Data items
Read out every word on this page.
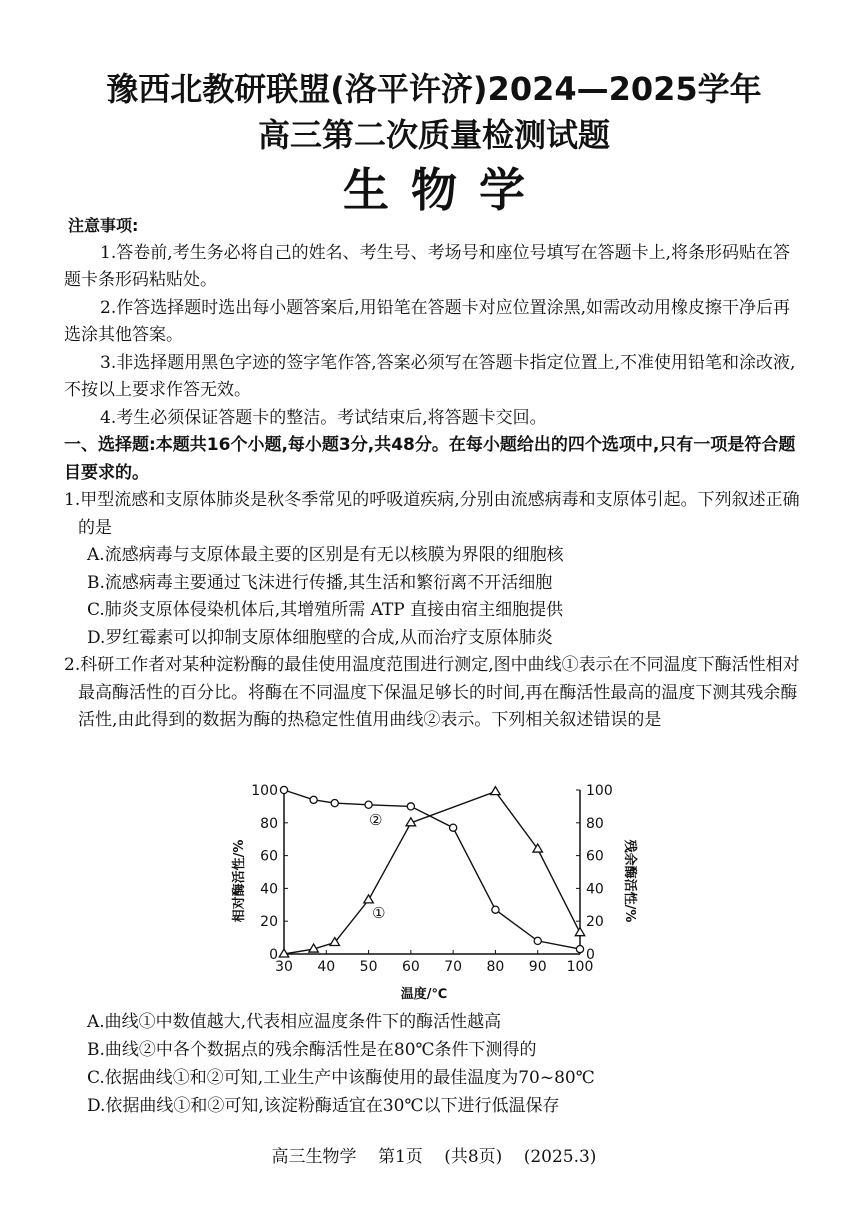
豫西北教研联盟(洛平许济)2024—2025学年
高三第二次质量检测试题
生物学
注意事项:
1.答卷前,考生务必将自己的姓名、考生号、考场号和座位号填写在答题卡上,将条形码贴在答题卡条形码粘贴处。
2.作答选择题时选出每小题答案后,用铅笔在答题卡对应位置涂黑,如需改动用橡皮擦干净后再选涂其他答案。
3.非选择题用黑色字迹的签字笔作答,答案必须写在答题卡指定位置上,不准使用铅笔和涂改液,不按以上要求作答无效。
4.考生必须保证答题卡的整洁。考试结束后,将答题卡交回。
一、选择题:本题共16个小题,每小题3分,共48分。在每小题给出的四个选项中,只有一项是符合题目要求的。
1.甲型流感和支原体肺炎是秋冬季常见的呼吸道疾病,分别由流感病毒和支原体引起。下列叙述正确的是
A.流感病毒与支原体最主要的区别是有无以核膜为界限的细胞核
B.流感病毒主要通过飞沫进行传播,其生活和繁衍离不开活细胞
C.肺炎支原体侵染机体后,其增殖所需 ATP 直接由宿主细胞提供
D.罗红霉素可以抑制支原体细胞壁的合成,从而治疗支原体肺炎
2.科研工作者对某种淀粉酶的最佳使用温度范围进行测定,图中曲线①表示在不同温度下酶活性相对最高酶活性的百分比。将酶在不同温度下保温足够长的时间,再在酶活性最高的温度下测其残余酶活性,由此得到的数据为酶的热稳定性值用曲线②表示。下列相关叙述错误的是
30 40 50 60 70 80 90 100
0	0
20	20
40	40
60	60
80	80
100	100
相对酶活性/%	残余酶活性/%
①
②
温度/℃
A.曲线①中数值越大,代表相应温度条件下的酶活性越高
B.曲线②中各个数据点的残余酶活性是在80℃条件下测得的
C.依据曲线①和②可知,工业生产中该酶使用的最佳温度为70~80℃
D.依据曲线①和②可知,该淀粉酶适宜在30℃以下进行低温保存
高三生物学 第1页 (共8页) (2025.3)
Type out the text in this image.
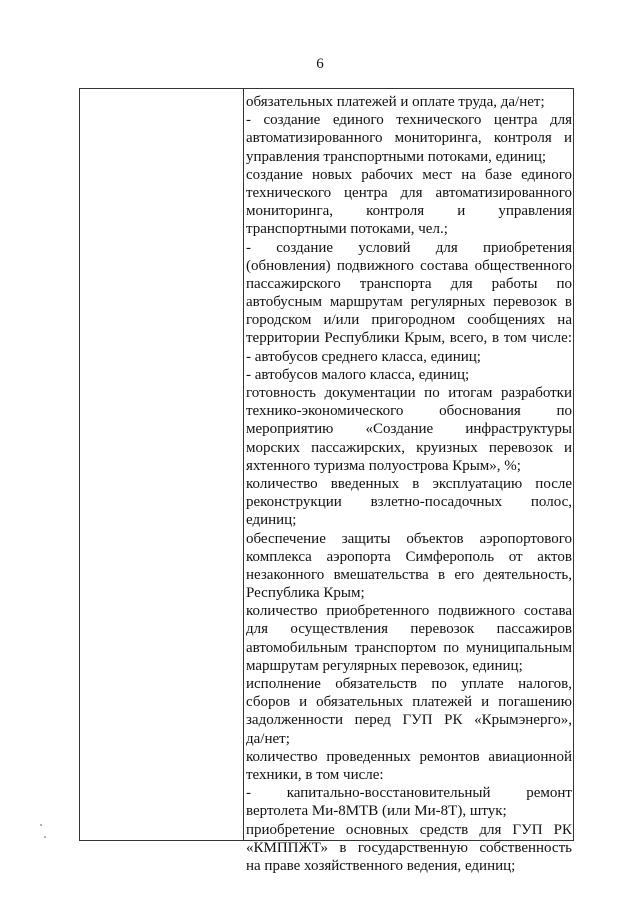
6
обязательных платежей и оплате труда, да/нет;
- создание единого технического центра для
автоматизированного мониторинга, контроля и
управления транспортными потоками, единиц;
создание новых рабочих мест на базе единого
технического центра для автоматизированного
мониторинга, контроля и управления
транспортными потоками, чел.;
- создание условий для приобретения
(обновления) подвижного состава общественного
пассажирского транспорта для работы по
автобусным маршрутам регулярных перевозок в
городском и/или пригородном сообщениях на
территории Республики Крым, всего, в том числе:
- автобусов среднего класса, единиц;
- автобусов малого класса, единиц;
готовность документации по итогам разработки
технико-экономического обоснования по
мероприятию «Создание инфраструктуры
морских пассажирских, круизных перевозок и
яхтенного туризма полуострова Крым», %;
количество введенных в эксплуатацию после
реконструкции взлетно-посадочных полос,
единиц;
обеспечение защиты объектов аэропортового
комплекса аэропорта Симферополь от актов
незаконного вмешательства в его деятельность,
Республика Крым;
количество приобретенного подвижного состава
для осуществления перевозок пассажиров
автомобильным транспортом по муниципальным
маршрутам регулярных перевозок, единиц;
исполнение обязательств по уплате налогов,
сборов и обязательных платежей и погашению
задолженности перед ГУП РК «Крымэнерго»,
да/нет;
количество проведенных ремонтов авиационной
техники, в том числе:
- капитально-восстановительный ремонт
вертолета Ми-8МТВ (или Ми-8Т), штук;
приобретение основных средств для ГУП РК
«КМППЖТ» в государственную собственность
на праве хозяйственного ведения, единиц;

Given instruction: Count up every line above that has the word "состава" in it; answer with the number alone.

Solution for this problem: 2